= What is expected =
Determine the number of lines where "Capacity" occurs and reply with that number by itself.

## begin Provided material

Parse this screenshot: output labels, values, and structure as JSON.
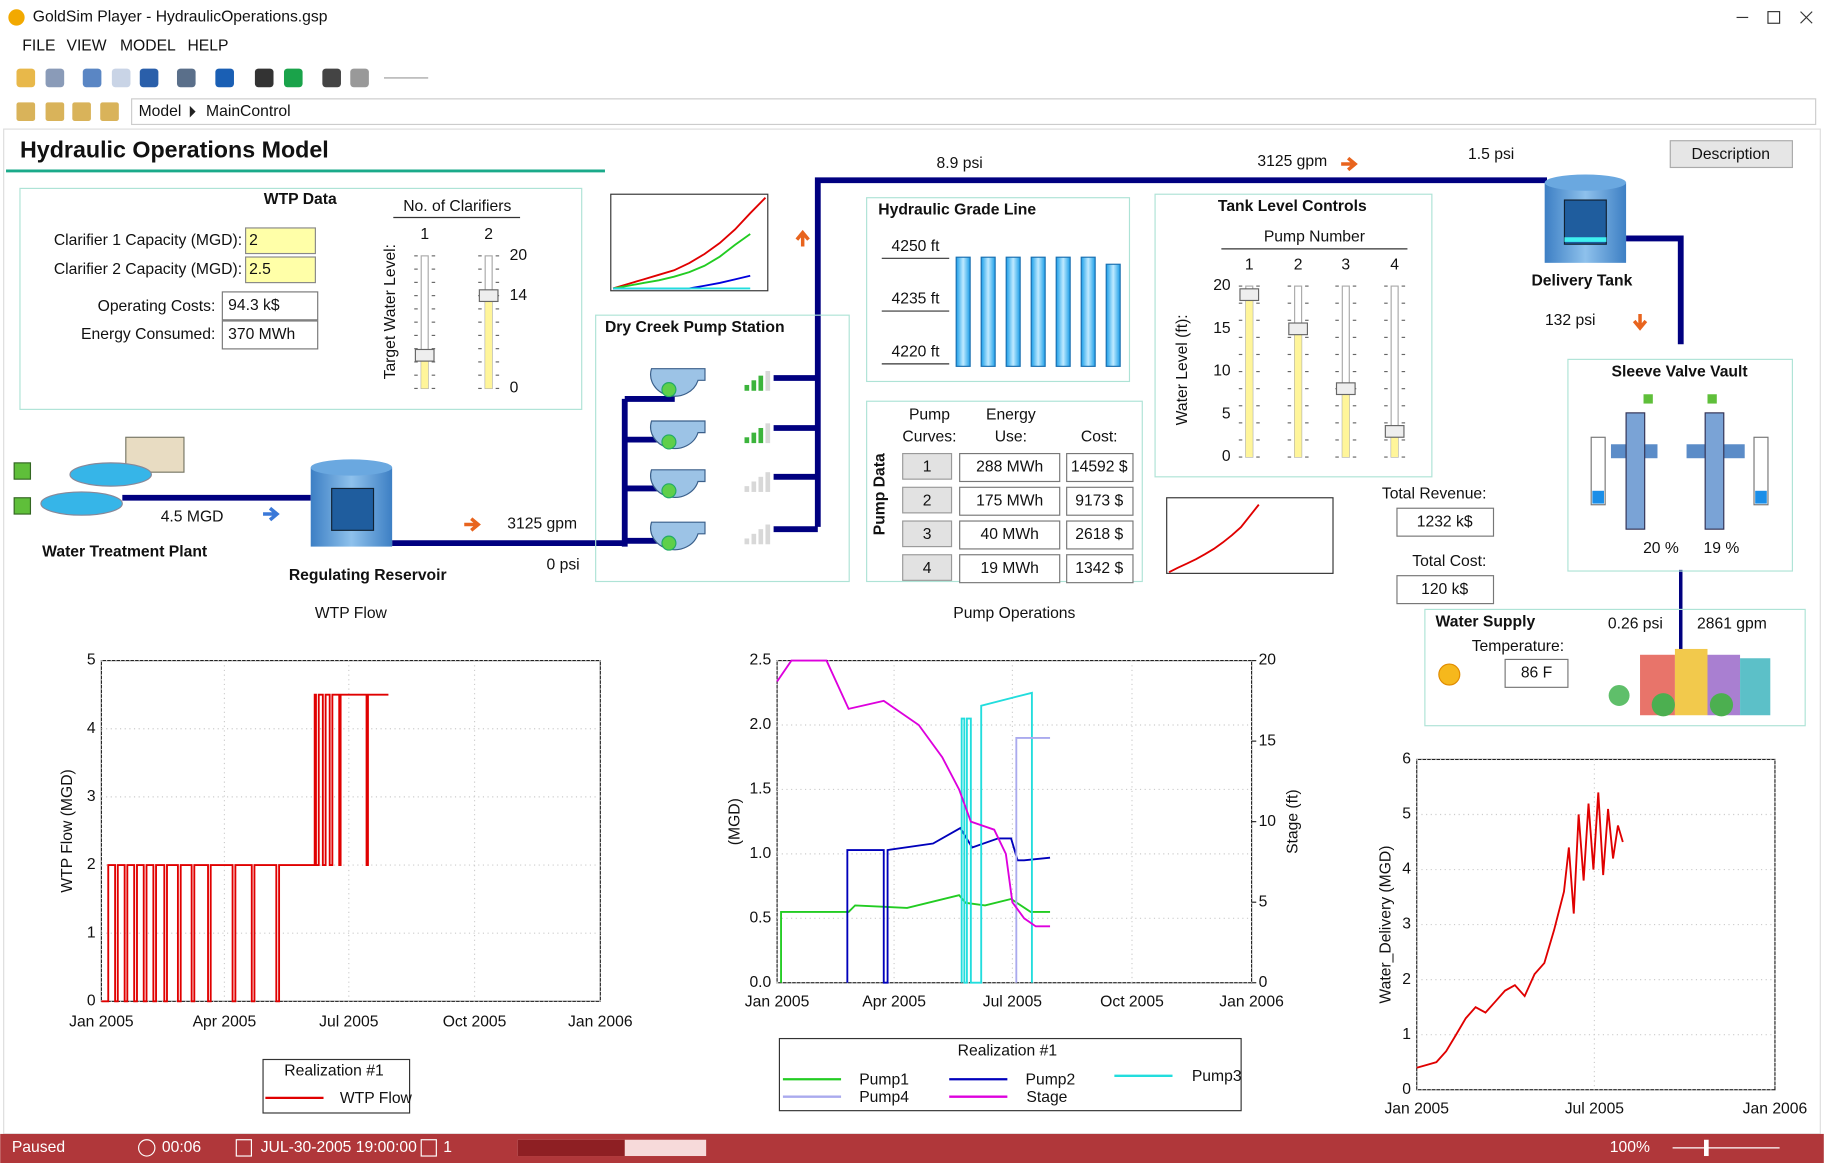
{
  "window": {
    "title": "GoldSim Player - HydraulicOperations.gsp"
  },
  "menu": [
    "FILE",
    "VIEW",
    "MODEL",
    "HELP"
  ],
  "breadcrumb": [
    "Model",
    "MainControl"
  ],
  "header": {
    "title": "Hydraulic Operations Model",
    "button": "Description"
  },
  "wtp_data": {
    "title": "WTP Data",
    "inputs": [
      {
        "label": "Clarifier 1 Capacity (MGD):",
        "value": "2"
      },
      {
        "label": "Clarifier 2 Capacity (MGD):",
        "value": "2.5"
      }
    ],
    "outputs": [
      {
        "label": "Operating Costs:",
        "value": "94.3 k$"
      },
      {
        "label": "Energy Consumed:",
        "value": "370 MWh"
      }
    ]
  },
  "clarifiers": {
    "title": "No. of Clarifiers",
    "axis_label": "Target Water Level:",
    "columns": [
      "1",
      "2"
    ],
    "values": [
      5,
      14
    ],
    "ylim": [
      0,
      20
    ],
    "yticks": [
      0,
      14,
      20
    ]
  },
  "tank_levels": {
    "title": "Tank Level Controls",
    "subtitle": "Pump Number",
    "axis_label": "Water Level (ft):",
    "columns": [
      "1",
      "2",
      "3",
      "4"
    ],
    "values": [
      19,
      15,
      8,
      3
    ],
    "ylim": [
      0,
      20
    ],
    "yticks": [
      0,
      5,
      10,
      15,
      20
    ]
  },
  "grade_line": {
    "title": "Hydraulic Grade Line",
    "values": [
      4247,
      4247,
      4247,
      4247,
      4247,
      4247,
      4245
    ],
    "ylim": [
      4216,
      4253
    ],
    "yticks": [
      {
        "value": 4220,
        "label": "4220 ft"
      },
      {
        "value": 4235,
        "label": "4235 ft"
      },
      {
        "value": 4250,
        "label": "4250 ft"
      }
    ]
  },
  "pump_station": {
    "title": "Dry Creek Pump Station"
  },
  "pump_data": {
    "title": "Pump Data",
    "headers": [
      [
        "Pump",
        "Curves:"
      ],
      [
        "Energy",
        "Use:"
      ],
      [
        "Cost:"
      ]
    ],
    "rows": [
      [
        "1",
        "288 MWh",
        "14592 $"
      ],
      [
        "2",
        "175 MWh",
        "9173 $"
      ],
      [
        "3",
        "40 MWh",
        "2618 $"
      ],
      [
        "4",
        "19 MWh",
        "1342 $"
      ]
    ]
  },
  "labels": {
    "wtp": "Water Treatment Plant",
    "wtp_flow": "4.5 MGD",
    "reservoir": "Regulating Reservoir",
    "res_flow": "3125 gpm",
    "res_pressure": "0 psi",
    "main_pressure": "8.9 psi",
    "main_flow": "3125 gpm",
    "tank_in_pressure": "1.5 psi",
    "tank": "Delivery Tank",
    "tank_out_pressure": "132 psi",
    "vault": "Sleeve Valve Vault",
    "valve1": "20 %",
    "valve2": "19 %",
    "revenue_label": "Total Revenue:",
    "revenue": "1232 k$",
    "cost_label": "Total Cost:",
    "cost": "120 k$",
    "supply": "Water Supply",
    "temp_label": "Temperature:",
    "temp": "86 F",
    "supply_pressure": "0.26 psi",
    "supply_flow": "2861 gpm"
  },
  "status": {
    "state": "Paused",
    "elapsed": "00:06",
    "date": "JUL-30-2005 19:00:00",
    "realization": "1",
    "zoom": "100%"
  },
  "chart_data": [
    {
      "type": "line",
      "title": "WTP Flow",
      "y_label": "WTP Flow (MGD)",
      "grid": true,
      "legend": "bottom",
      "legend_title": "Realization #1",
      "xlim": [
        0,
        365
      ],
      "xticks": [
        {
          "value": 0,
          "label": "Jan 2005"
        },
        {
          "value": 90,
          "label": "Apr 2005"
        },
        {
          "value": 181,
          "label": "Jul 2005"
        },
        {
          "value": 273,
          "label": "Oct 2005"
        },
        {
          "value": 365,
          "label": "Jan 2006"
        }
      ],
      "ylim": [
        0,
        5
      ],
      "yticks": [
        0,
        1,
        2,
        3,
        4,
        5
      ],
      "series": [
        {
          "name": "WTP Flow",
          "color": "#e00000",
          "x": [
            0,
            5,
            5,
            10,
            10,
            12,
            12,
            17,
            17,
            19,
            19,
            24,
            24,
            26,
            26,
            31,
            31,
            33,
            33,
            38,
            38,
            40,
            40,
            46,
            46,
            48,
            48,
            56,
            56,
            58,
            58,
            66,
            66,
            68,
            68,
            78,
            78,
            80,
            80,
            96,
            96,
            98,
            98,
            110,
            110,
            112,
            112,
            128,
            128,
            130,
            130,
            156,
            156,
            157,
            157,
            159,
            159,
            162,
            162,
            164,
            164,
            167,
            167,
            169,
            169,
            174,
            174,
            175,
            175,
            194,
            194,
            195,
            195,
            210
          ],
          "values": [
            0,
            0,
            2,
            2,
            0,
            0,
            2,
            2,
            0,
            0,
            2,
            2,
            0,
            0,
            2,
            2,
            0,
            0,
            2,
            2,
            0,
            0,
            2,
            2,
            0,
            0,
            2,
            2,
            0,
            0,
            2,
            2,
            0,
            0,
            2,
            2,
            0,
            0,
            2,
            2,
            0,
            0,
            2,
            2,
            0,
            0,
            2,
            2,
            0,
            0,
            2,
            2,
            4.5,
            4.5,
            2,
            2,
            4.5,
            4.5,
            2,
            2,
            4.5,
            4.5,
            2,
            2,
            4.5,
            4.5,
            2,
            2,
            4.5,
            4.5,
            2,
            2,
            4.5,
            4.5
          ]
        }
      ]
    },
    {
      "type": "line",
      "title": "Pump Operations",
      "y_label": "(MGD)",
      "y2_label": "Stage (ft)",
      "grid": true,
      "legend": "bottom",
      "legend_title": "Realization #1",
      "xlim": [
        0,
        365
      ],
      "xticks": [
        {
          "value": 0,
          "label": "Jan 2005"
        },
        {
          "value": 90,
          "label": "Apr 2005"
        },
        {
          "value": 181,
          "label": "Jul 2005"
        },
        {
          "value": 273,
          "label": "Oct 2005"
        },
        {
          "value": 365,
          "label": "Jan 2006"
        }
      ],
      "ylim": [
        0,
        2.5
      ],
      "yticks": [
        {
          "value": 0,
          "label": "0.0"
        },
        0.5,
        {
          "value": 1,
          "label": "1.0"
        },
        1.5,
        {
          "value": 2,
          "label": "2.0"
        },
        2.5
      ],
      "y2lim": [
        0,
        20
      ],
      "y2ticks": [
        0,
        5,
        10,
        15,
        20
      ],
      "series": [
        {
          "name": "Pump1",
          "color": "#22cc22",
          "x": [
            3,
            3,
            55,
            60,
            100,
            140,
            145,
            160,
            180,
            195,
            210
          ],
          "values": [
            0,
            0.55,
            0.55,
            0.6,
            0.58,
            0.68,
            0.62,
            0.6,
            0.65,
            0.55,
            0.55
          ]
        },
        {
          "name": "Pump2",
          "color": "#0000bb",
          "x": [
            54,
            54,
            82,
            82,
            85,
            85,
            120,
            141,
            150,
            170,
            180,
            185,
            190,
            210
          ],
          "values": [
            0,
            1.03,
            1.03,
            0,
            0,
            1.03,
            1.08,
            1.2,
            1.05,
            1.12,
            1.12,
            0.95,
            0.95,
            0.97
          ]
        },
        {
          "name": "Pump3",
          "color": "#22dddd",
          "x": [
            142,
            142,
            144,
            144,
            146,
            146,
            149,
            149,
            157,
            157,
            196,
            196
          ],
          "values": [
            0,
            2.05,
            2.05,
            0,
            0,
            2.05,
            2.05,
            0,
            0,
            2.15,
            2.25,
            0
          ]
        },
        {
          "name": "Pump4",
          "color": "#aaaaee",
          "x": [
            184,
            184,
            210
          ],
          "values": [
            0,
            1.9,
            1.9
          ]
        },
        {
          "name": "Stage",
          "color": "#dd00dd",
          "axis": "y2",
          "x": [
            0,
            11,
            38,
            55,
            82,
            91,
            109,
            127,
            140,
            149,
            167,
            176,
            181,
            190,
            199,
            210
          ],
          "values": [
            18.7,
            20,
            20,
            17,
            17.5,
            17,
            16,
            14,
            12,
            10,
            9.5,
            8,
            5,
            4,
            3.5,
            3.5
          ]
        }
      ]
    },
    {
      "type": "line",
      "y_label": "Water_Delivery (MGD)",
      "grid": true,
      "xlim": [
        0,
        365
      ],
      "xticks": [
        {
          "value": 0,
          "label": "Jan 2005"
        },
        {
          "value": 181,
          "label": "Jul 2005"
        },
        {
          "value": 365,
          "label": "Jan 2006"
        }
      ],
      "ylim": [
        0,
        6
      ],
      "yticks": [
        0,
        1,
        2,
        3,
        4,
        5,
        6
      ],
      "series": [
        {
          "color": "#e00000",
          "x": [
            0,
            10,
            20,
            30,
            40,
            50,
            60,
            70,
            80,
            90,
            100,
            110,
            120,
            130,
            140,
            150,
            155,
            160,
            165,
            170,
            175,
            180,
            185,
            190,
            195,
            200,
            205,
            210
          ],
          "values": [
            0.4,
            0.45,
            0.5,
            0.7,
            1.0,
            1.3,
            1.5,
            1.4,
            1.6,
            1.8,
            1.9,
            1.7,
            2.1,
            2.3,
            2.9,
            3.6,
            4.4,
            3.2,
            5.0,
            3.8,
            5.2,
            4.0,
            5.4,
            3.9,
            5.1,
            4.2,
            4.8,
            4.5
          ]
        }
      ]
    },
    {
      "type": "sparkline",
      "xlim": [
        0,
        10
      ],
      "ylim": [
        0,
        10
      ],
      "series": [
        {
          "color": "#e00000",
          "x": [
            0,
            1,
            2,
            3,
            4,
            5,
            6,
            7,
            8,
            9,
            10
          ],
          "values": [
            0,
            0.5,
            1,
            1.5,
            2,
            2.8,
            3.8,
            5,
            6.5,
            8.3,
            10
          ]
        },
        {
          "color": "#22cc22",
          "x": [
            0,
            1,
            2,
            3,
            4,
            5,
            6,
            7,
            8,
            9
          ],
          "values": [
            0,
            0.3,
            0.6,
            0.9,
            1.3,
            1.8,
            2.5,
            3.5,
            4.8,
            6
          ]
        },
        {
          "color": "#0000dd",
          "x": [
            0,
            5,
            6,
            7,
            8,
            9
          ],
          "values": [
            0,
            0,
            0.3,
            0.6,
            1,
            1.4
          ]
        },
        {
          "color": "#22dddd",
          "x": [
            0,
            9
          ],
          "values": [
            0,
            0
          ]
        }
      ]
    },
    {
      "type": "sparkline",
      "xlim": [
        0,
        18
      ],
      "ylim": [
        0,
        16
      ],
      "series": [
        {
          "color": "#e00000",
          "x": [
            0,
            1,
            2,
            3,
            4,
            5,
            6,
            7,
            8,
            9,
            10
          ],
          "values": [
            0,
            1,
            1.9,
            2.9,
            4,
            5.2,
            6.6,
            8.2,
            10,
            12.5,
            15
          ]
        }
      ]
    }
  ]
}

## end Provided material

= Written solution =
2